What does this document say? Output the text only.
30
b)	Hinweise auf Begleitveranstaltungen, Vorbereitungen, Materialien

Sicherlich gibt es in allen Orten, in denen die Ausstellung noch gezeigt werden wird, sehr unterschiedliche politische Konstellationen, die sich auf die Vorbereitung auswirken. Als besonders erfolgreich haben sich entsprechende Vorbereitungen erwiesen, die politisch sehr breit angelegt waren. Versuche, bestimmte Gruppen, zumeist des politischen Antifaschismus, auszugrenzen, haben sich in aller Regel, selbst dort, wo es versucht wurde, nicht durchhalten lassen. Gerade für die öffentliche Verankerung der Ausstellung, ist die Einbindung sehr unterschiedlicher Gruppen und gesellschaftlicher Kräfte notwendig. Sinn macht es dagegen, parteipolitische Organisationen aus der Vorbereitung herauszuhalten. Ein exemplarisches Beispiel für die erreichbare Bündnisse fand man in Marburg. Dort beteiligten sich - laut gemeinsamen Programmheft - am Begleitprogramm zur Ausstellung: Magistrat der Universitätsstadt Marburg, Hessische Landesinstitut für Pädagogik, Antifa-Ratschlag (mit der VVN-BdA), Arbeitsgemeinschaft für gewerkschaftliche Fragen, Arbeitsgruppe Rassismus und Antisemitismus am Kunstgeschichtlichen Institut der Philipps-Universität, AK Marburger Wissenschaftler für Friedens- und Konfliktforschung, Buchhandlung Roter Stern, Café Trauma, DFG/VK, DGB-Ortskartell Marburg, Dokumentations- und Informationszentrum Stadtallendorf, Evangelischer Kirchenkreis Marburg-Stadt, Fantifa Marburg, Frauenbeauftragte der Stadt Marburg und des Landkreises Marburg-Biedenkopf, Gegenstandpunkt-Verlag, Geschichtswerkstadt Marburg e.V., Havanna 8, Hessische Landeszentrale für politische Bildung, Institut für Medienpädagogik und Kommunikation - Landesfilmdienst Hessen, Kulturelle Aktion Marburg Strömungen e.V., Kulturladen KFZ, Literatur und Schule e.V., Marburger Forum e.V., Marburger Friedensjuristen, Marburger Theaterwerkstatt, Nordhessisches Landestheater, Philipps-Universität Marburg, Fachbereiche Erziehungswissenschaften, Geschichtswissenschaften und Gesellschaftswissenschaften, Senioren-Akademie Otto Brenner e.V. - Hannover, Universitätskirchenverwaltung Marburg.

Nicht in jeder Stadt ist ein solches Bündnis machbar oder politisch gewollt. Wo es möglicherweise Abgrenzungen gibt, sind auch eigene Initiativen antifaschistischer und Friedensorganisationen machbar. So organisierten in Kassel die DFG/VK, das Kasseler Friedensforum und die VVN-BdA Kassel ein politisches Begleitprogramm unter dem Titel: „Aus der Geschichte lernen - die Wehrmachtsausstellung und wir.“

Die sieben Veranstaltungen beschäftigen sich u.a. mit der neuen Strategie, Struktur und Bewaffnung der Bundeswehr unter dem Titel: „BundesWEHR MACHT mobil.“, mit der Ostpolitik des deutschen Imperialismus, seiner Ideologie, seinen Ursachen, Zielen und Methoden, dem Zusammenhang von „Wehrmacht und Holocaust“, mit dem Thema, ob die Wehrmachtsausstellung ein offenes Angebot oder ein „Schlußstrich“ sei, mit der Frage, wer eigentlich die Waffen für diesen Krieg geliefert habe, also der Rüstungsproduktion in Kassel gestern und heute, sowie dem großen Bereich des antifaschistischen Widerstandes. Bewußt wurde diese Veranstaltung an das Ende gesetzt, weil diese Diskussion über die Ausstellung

==

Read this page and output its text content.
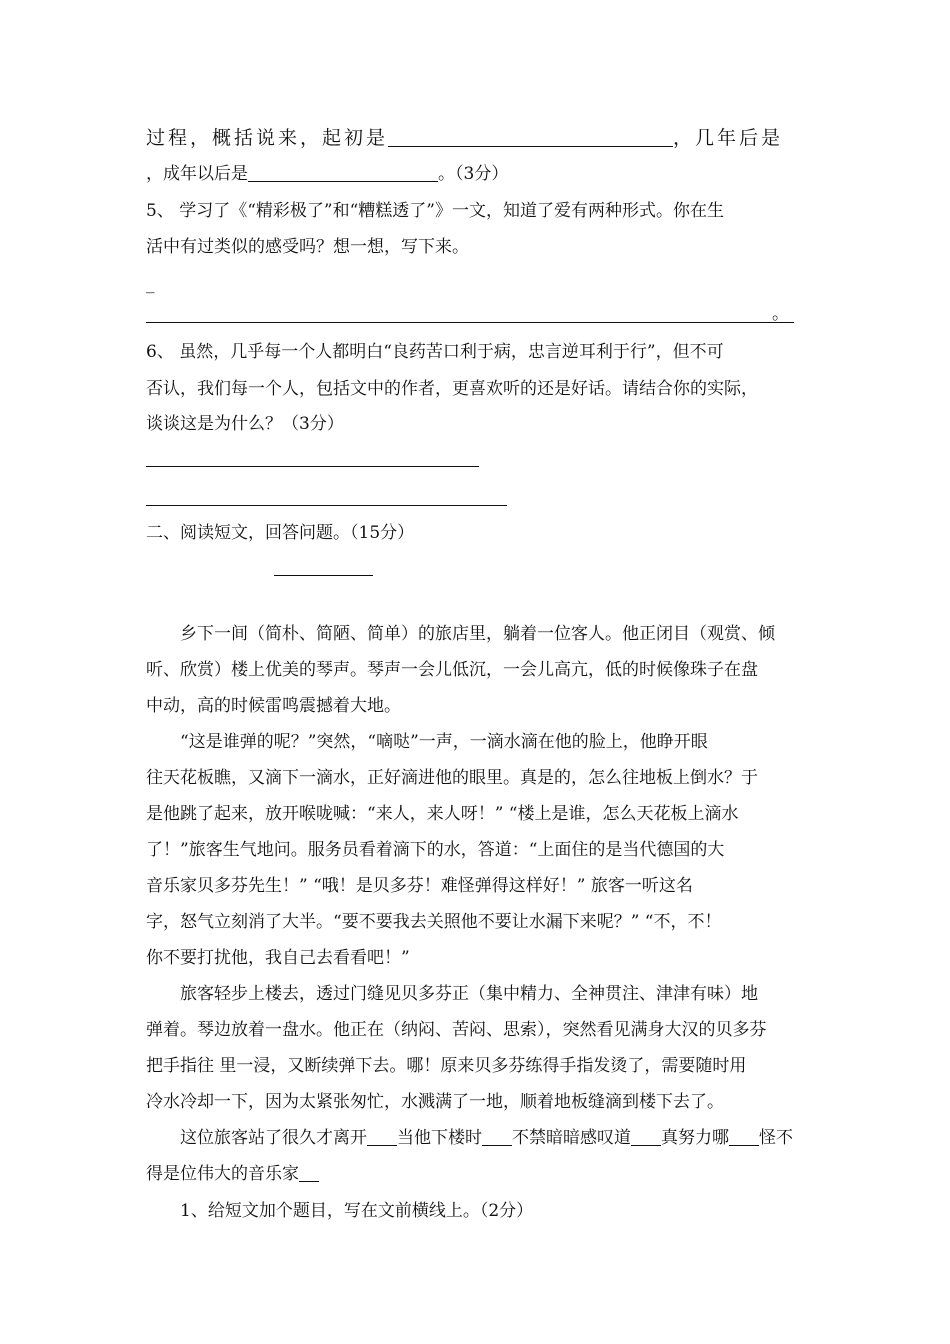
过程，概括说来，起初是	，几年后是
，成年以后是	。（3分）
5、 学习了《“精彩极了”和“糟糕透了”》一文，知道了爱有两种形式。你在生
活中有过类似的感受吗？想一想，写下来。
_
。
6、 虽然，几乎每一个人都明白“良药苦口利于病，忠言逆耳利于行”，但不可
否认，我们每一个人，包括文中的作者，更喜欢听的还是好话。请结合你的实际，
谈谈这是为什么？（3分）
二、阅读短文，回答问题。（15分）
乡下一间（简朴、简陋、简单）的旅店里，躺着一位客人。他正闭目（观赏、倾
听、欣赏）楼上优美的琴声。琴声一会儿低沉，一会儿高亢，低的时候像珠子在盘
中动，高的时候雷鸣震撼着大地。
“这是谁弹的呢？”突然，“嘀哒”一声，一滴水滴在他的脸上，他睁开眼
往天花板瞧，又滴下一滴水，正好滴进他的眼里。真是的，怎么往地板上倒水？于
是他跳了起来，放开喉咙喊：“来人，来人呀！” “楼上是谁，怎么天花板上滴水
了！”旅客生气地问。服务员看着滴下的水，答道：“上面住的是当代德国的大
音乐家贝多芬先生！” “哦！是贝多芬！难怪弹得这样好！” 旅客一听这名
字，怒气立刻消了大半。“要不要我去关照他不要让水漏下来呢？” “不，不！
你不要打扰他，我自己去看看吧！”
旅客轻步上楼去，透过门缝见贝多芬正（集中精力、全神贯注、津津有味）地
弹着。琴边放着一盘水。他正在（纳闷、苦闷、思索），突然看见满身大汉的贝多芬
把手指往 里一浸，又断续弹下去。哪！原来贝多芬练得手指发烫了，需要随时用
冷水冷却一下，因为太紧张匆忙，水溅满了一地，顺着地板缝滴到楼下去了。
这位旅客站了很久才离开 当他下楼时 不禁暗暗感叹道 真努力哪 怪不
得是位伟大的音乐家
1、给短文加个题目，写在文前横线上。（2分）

...

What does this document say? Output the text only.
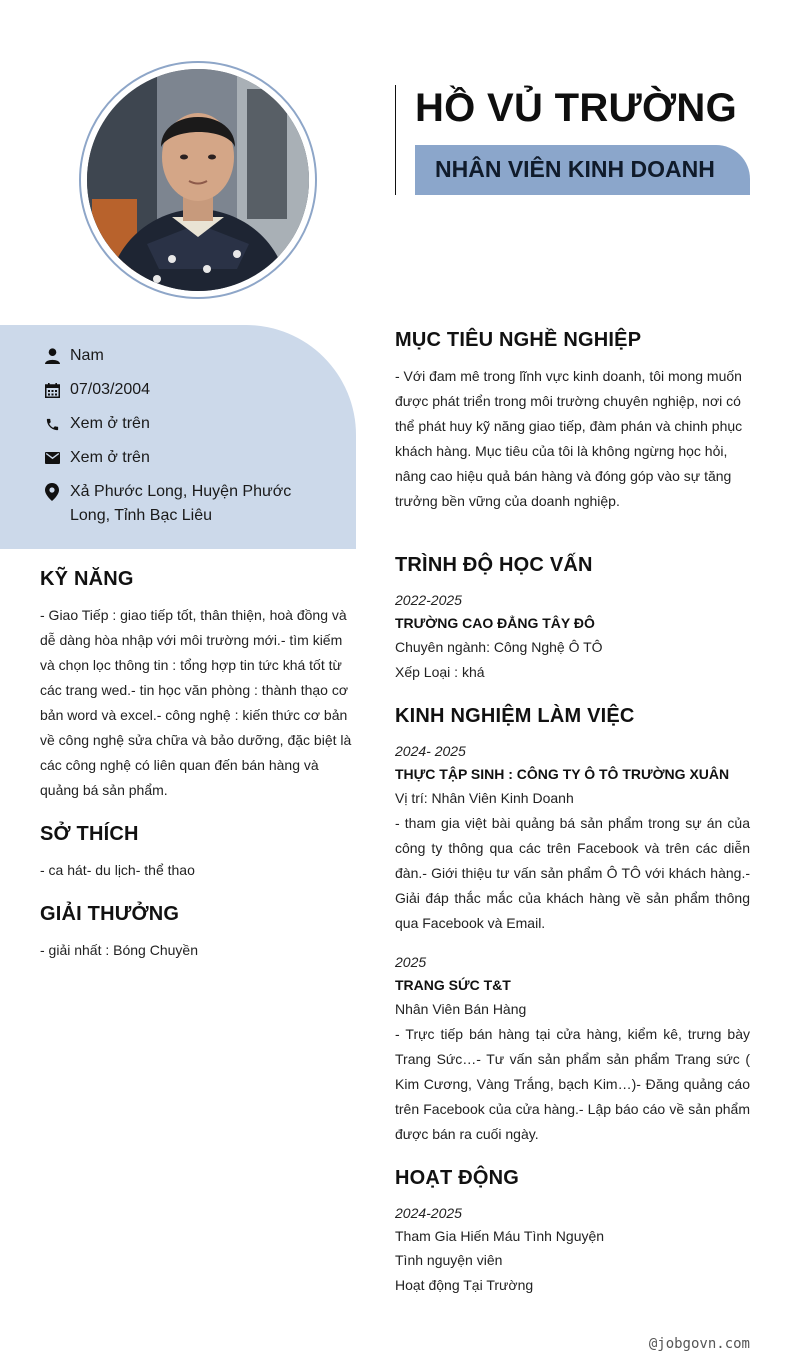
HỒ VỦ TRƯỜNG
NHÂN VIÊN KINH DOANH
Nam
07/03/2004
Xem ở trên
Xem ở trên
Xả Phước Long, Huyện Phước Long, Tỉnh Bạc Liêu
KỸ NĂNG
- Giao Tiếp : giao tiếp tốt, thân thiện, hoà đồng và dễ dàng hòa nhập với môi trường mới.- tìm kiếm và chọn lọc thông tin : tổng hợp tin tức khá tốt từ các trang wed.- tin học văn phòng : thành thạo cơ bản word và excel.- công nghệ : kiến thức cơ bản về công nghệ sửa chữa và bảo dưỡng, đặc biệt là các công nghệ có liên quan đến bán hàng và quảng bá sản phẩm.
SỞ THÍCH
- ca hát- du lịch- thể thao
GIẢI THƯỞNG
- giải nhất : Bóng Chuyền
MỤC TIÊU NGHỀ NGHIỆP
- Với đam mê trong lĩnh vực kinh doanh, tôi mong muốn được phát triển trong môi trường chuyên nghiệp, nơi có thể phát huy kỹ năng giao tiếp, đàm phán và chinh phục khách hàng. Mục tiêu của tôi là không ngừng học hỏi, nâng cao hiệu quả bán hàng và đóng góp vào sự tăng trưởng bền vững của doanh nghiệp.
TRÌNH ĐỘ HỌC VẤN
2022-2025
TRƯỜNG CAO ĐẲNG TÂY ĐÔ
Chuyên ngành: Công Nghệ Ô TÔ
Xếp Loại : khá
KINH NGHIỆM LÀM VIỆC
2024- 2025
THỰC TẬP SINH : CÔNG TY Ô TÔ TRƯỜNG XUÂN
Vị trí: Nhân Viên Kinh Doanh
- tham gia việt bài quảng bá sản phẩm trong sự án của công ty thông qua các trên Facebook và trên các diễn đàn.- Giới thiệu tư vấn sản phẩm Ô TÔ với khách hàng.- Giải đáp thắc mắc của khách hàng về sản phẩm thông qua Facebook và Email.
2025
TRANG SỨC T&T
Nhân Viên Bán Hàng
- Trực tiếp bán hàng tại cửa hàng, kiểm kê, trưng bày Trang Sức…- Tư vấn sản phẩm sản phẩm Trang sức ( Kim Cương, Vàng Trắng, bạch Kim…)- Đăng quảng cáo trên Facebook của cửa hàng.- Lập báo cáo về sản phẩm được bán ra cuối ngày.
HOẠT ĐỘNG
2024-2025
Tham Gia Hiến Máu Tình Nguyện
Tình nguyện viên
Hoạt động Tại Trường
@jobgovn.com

WHAT YOU ARE ASKED TO DO:
From the data above, copy out every line with the string "trong" in it.

RESPONSE TO THIS EXERCISE:
- Với đam mê trong lĩnh vực kinh doanh, tôi mong muốn được phát triển trong môi trường chuyên nghiệp, nơi có thể phát huy kỹ năng giao tiếp, đàm phán và chinh phục khách hàng. Mục tiêu của tôi là không ngừng học hỏi, nâng cao hiệu quả bán hàng và đóng góp vào sự tăng trưởng bền vững của doanh nghiệp.
- tham gia việt bài quảng bá sản phẩm trong sự án của công ty thông qua các trên Facebook và trên các diễn đàn.- Giới thiệu tư vấn sản phẩm Ô TÔ với khách hàng.- Giải đáp thắc mắc của khách hàng về sản phẩm thông qua Facebook và Email.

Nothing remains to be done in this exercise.